TASK REQUIREMENTS >> Copy every line of the stored records below word for word.

(Stored records)
☆ ☆ ☆
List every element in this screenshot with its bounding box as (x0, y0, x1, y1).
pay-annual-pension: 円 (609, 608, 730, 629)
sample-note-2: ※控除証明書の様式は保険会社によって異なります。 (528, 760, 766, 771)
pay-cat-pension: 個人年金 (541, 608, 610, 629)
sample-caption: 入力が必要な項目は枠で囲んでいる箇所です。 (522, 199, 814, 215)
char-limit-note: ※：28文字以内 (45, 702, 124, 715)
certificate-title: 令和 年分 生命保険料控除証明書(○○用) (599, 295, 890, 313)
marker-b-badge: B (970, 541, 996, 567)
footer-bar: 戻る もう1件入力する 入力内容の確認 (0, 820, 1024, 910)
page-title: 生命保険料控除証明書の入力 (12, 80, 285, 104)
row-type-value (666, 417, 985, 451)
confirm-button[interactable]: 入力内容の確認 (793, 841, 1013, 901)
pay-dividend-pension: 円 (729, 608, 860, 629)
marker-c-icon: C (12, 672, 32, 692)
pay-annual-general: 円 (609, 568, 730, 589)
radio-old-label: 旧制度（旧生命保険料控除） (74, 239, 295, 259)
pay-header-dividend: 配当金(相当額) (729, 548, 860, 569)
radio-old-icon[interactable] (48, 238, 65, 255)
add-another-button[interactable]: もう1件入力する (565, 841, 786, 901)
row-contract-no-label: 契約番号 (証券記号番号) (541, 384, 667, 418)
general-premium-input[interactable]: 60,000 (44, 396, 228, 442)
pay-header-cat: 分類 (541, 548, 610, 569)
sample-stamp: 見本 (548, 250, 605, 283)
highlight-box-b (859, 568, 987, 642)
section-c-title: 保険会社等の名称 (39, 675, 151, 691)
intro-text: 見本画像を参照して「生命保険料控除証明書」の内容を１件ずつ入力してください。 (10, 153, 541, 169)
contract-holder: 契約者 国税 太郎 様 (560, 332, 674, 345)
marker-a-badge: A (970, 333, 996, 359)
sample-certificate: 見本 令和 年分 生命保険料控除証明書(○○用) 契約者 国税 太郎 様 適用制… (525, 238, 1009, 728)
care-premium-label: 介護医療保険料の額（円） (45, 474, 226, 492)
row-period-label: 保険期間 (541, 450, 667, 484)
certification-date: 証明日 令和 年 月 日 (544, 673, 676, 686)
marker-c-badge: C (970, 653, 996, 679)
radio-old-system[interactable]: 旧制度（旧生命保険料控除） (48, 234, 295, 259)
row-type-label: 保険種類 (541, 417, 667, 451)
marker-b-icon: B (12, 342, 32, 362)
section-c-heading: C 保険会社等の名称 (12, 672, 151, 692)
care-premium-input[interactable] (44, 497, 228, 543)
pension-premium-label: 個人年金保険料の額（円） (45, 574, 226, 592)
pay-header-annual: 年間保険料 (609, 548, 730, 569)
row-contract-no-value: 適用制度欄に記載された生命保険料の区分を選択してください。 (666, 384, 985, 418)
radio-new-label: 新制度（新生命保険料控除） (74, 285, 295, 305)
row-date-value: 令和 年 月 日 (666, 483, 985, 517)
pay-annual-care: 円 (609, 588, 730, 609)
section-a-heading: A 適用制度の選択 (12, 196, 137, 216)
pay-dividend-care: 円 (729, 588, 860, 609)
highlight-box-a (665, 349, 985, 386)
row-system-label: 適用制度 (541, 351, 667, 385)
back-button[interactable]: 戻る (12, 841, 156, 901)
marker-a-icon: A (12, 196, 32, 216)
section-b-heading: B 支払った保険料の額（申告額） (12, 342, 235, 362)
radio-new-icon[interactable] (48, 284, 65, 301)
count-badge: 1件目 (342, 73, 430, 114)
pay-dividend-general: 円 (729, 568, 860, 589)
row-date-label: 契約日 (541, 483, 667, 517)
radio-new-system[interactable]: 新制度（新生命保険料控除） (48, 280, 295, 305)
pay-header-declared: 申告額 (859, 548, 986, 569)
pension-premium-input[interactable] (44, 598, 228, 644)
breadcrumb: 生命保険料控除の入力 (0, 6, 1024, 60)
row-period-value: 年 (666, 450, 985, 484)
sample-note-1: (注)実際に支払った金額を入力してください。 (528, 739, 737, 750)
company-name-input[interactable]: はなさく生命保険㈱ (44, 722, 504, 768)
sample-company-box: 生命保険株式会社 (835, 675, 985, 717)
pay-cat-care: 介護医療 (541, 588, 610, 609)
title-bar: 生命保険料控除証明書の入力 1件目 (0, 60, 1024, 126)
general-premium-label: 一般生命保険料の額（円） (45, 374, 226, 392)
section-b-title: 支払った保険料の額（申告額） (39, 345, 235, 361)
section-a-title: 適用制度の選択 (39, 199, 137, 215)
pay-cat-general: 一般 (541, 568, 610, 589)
☆ ☆ ☆
CORRECT RESULT >>
List every element in this screenshot with its bounding box as (x0, y0, x1, y1).
pay-annual-pension: 円 (609, 608, 730, 629)
sample-note-2: ※控除証明書の様式は保険会社によって異なります。 (528, 760, 766, 771)
pay-cat-pension: 個人年金 (541, 608, 610, 629)
sample-caption: 入力が必要な項目は枠で囲んでいる箇所です。 (522, 199, 814, 215)
char-limit-note: ※：28文字以内 (45, 702, 124, 715)
certificate-title: 令和 年分 生命保険料控除証明書(○○用) (599, 295, 890, 313)
marker-b-badge: B (970, 541, 996, 567)
footer-bar: 戻る もう1件入力する 入力内容の確認 (0, 820, 1024, 910)
page-title: 生命保険料控除証明書の入力 (12, 80, 285, 104)
row-type-value (666, 417, 985, 451)
confirm-button[interactable]: 入力内容の確認 (793, 841, 1013, 901)
pay-dividend-pension: 円 (729, 608, 860, 629)
marker-c-icon: C (12, 672, 32, 692)
pay-annual-general: 円 (609, 568, 730, 589)
radio-old-label: 旧制度（旧生命保険料控除） (74, 239, 295, 259)
pay-header-dividend: 配当金(相当額) (729, 548, 860, 569)
radio-old-icon[interactable] (48, 238, 65, 255)
add-another-button[interactable]: もう1件入力する (565, 841, 786, 901)
row-contract-no-label: 契約番号 (証券記号番号) (541, 384, 667, 418)
general-premium-input[interactable]: 60,000 (44, 396, 228, 442)
pay-header-cat: 分類 (541, 548, 610, 569)
sample-stamp: 見本 (548, 250, 605, 283)
highlight-box-b (859, 568, 987, 642)
section-c-title: 保険会社等の名称 (39, 675, 151, 691)
intro-text: 見本画像を参照して「生命保険料控除証明書」の内容を１件ずつ入力してください。 (10, 153, 541, 169)
contract-holder: 契約者 国税 太郎 様 (560, 332, 674, 345)
marker-a-badge: A (970, 333, 996, 359)
sample-certificate: 見本 令和 年分 生命保険料控除証明書(○○用) 契約者 国税 太郎 様 適用制… (525, 238, 1009, 728)
care-premium-label: 介護医療保険料の額（円） (45, 474, 226, 492)
row-period-label: 保険期間 (541, 450, 667, 484)
certification-date: 証明日 令和 年 月 日 (544, 673, 676, 686)
marker-c-badge: C (970, 653, 996, 679)
radio-old-system[interactable]: 旧制度（旧生命保険料控除） (48, 234, 295, 259)
row-type-label: 保険種類 (541, 417, 667, 451)
marker-b-icon: B (12, 342, 32, 362)
section-c-heading: C 保険会社等の名称 (12, 672, 151, 692)
care-premium-input[interactable] (44, 497, 228, 543)
pension-premium-label: 個人年金保険料の額（円） (45, 574, 226, 592)
pay-header-annual: 年間保険料 (609, 548, 730, 569)
row-contract-no-value: 適用制度欄に記載された生命保険料の区分を選択してください。 (666, 384, 985, 418)
radio-new-label: 新制度（新生命保険料控除） (74, 285, 295, 305)
row-date-value: 令和 年 月 日 (666, 483, 985, 517)
pay-annual-care: 円 (609, 588, 730, 609)
section-a-heading: A 適用制度の選択 (12, 196, 137, 216)
pay-dividend-care: 円 (729, 588, 860, 609)
highlight-box-a (665, 349, 985, 386)
row-system-label: 適用制度 (541, 351, 667, 385)
back-button[interactable]: 戻る (12, 841, 156, 901)
marker-a-icon: A (12, 196, 32, 216)
section-b-heading: B 支払った保険料の額（申告額） (12, 342, 235, 362)
radio-new-icon[interactable] (48, 284, 65, 301)
count-badge: 1件目 (342, 73, 430, 114)
pay-dividend-general: 円 (729, 568, 860, 589)
row-date-label: 契約日 (541, 483, 667, 517)
radio-new-system[interactable]: 新制度（新生命保険料控除） (48, 280, 295, 305)
pay-header-declared: 申告額 (859, 548, 986, 569)
pension-premium-input[interactable] (44, 598, 228, 644)
breadcrumb: 生命保険料控除の入力 (0, 6, 1024, 60)
row-period-value: 年 (666, 450, 985, 484)
sample-note-1: (注)実際に支払った金額を入力してください。 (528, 739, 737, 750)
company-name-input[interactable]: はなさく生命保険㈱ (44, 722, 504, 768)
sample-company-box: 生命保険株式会社 (835, 675, 985, 717)
pay-cat-care: 介護医療 (541, 588, 610, 609)
title-bar: 生命保険料控除証明書の入力 1件目 (0, 60, 1024, 126)
general-premium-label: 一般生命保険料の額（円） (45, 374, 226, 392)
section-b-title: 支払った保険料の額（申告額） (39, 345, 235, 361)
section-a-title: 適用制度の選択 (39, 199, 137, 215)
pay-cat-general: 一般 (541, 568, 610, 589)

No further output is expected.